• **STATED PROBLEM**
Return the entries below verbatim. Pictures stay out.

+---+

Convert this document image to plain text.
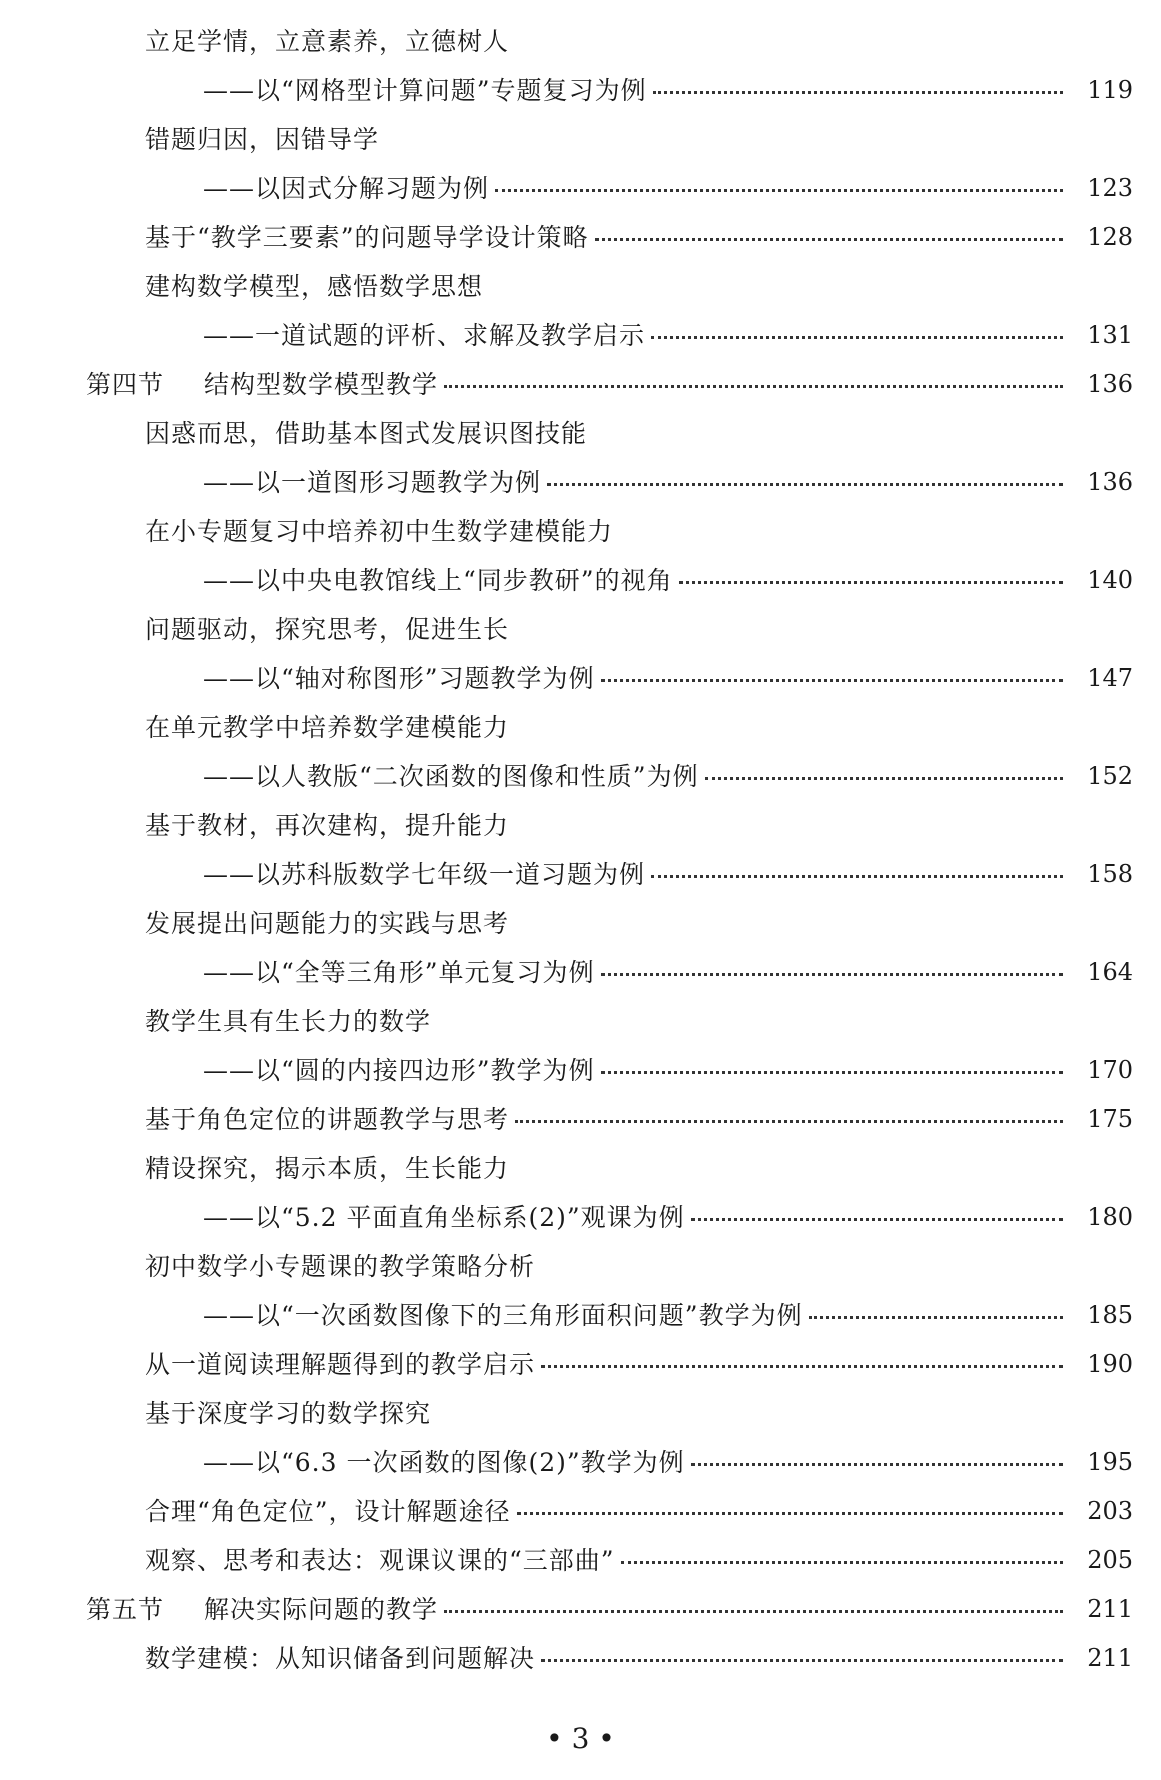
立足学情，立意素养，立德树人
——以“网格型计算问题”专题复习为例	119
错题归因，因错导学
——以因式分解习题为例	123
基于“教学三要素”的问题导学设计策略	128
建构数学模型，感悟数学思想
——一道试题的评析、求解及教学启示	131
第四节	结构型数学模型教学	136
因惑而思，借助基本图式发展识图技能
——以一道图形习题教学为例	136
在小专题复习中培养初中生数学建模能力
——以中央电教馆线上“同步教研”的视角	140
问题驱动，探究思考，促进生长
——以“轴对称图形”习题教学为例	147
在单元教学中培养数学建模能力
——以人教版“二次函数的图像和性质”为例	152
基于教材，再次建构，提升能力
——以苏科版数学七年级一道习题为例	158
发展提出问题能力的实践与思考
——以“全等三角形”单元复习为例	164
教学生具有生长力的数学
——以“圆的内接四边形”教学为例	170
基于角色定位的讲题教学与思考	175
精设探究，揭示本质，生长能力
——以“5.2 平面直角坐标系(2)”观课为例	180
初中数学小专题课的教学策略分析
——以“一次函数图像下的三角形面积问题”教学为例	185
从一道阅读理解题得到的教学启示	190
基于深度学习的数学探究
——以“6.3 一次函数的图像(2)”教学为例	195
合理“角色定位”，设计解题途径	203
观察、思考和表达：观课议课的“三部曲”	205
第五节	解决实际问题的教学	211
数学建模：从知识储备到问题解决	211
• 3 •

+---+

• **EXERCISE RESULT**
Convert this document image to plain text.
立足学情，立意素养，立德树人
——以“网格型计算问题”专题复习为例	119
错题归因，因错导学
——以因式分解习题为例	123
基于“教学三要素”的问题导学设计策略	128
建构数学模型，感悟数学思想
——一道试题的评析、求解及教学启示	131
第四节	结构型数学模型教学	136
因惑而思，借助基本图式发展识图技能
——以一道图形习题教学为例	136
在小专题复习中培养初中生数学建模能力
——以中央电教馆线上“同步教研”的视角	140
问题驱动，探究思考，促进生长
——以“轴对称图形”习题教学为例	147
在单元教学中培养数学建模能力
——以人教版“二次函数的图像和性质”为例	152
基于教材，再次建构，提升能力
——以苏科版数学七年级一道习题为例	158
发展提出问题能力的实践与思考
——以“全等三角形”单元复习为例	164
教学生具有生长力的数学
——以“圆的内接四边形”教学为例	170
基于角色定位的讲题教学与思考	175
精设探究，揭示本质，生长能力
——以“5.2 平面直角坐标系(2)”观课为例	180
初中数学小专题课的教学策略分析
——以“一次函数图像下的三角形面积问题”教学为例	185
从一道阅读理解题得到的教学启示	190
基于深度学习的数学探究
——以“6.3 一次函数的图像(2)”教学为例	195
合理“角色定位”，设计解题途径	203
观察、思考和表达：观课议课的“三部曲”	205
第五节	解决实际问题的教学	211
数学建模：从知识储备到问题解决	211
• 3 •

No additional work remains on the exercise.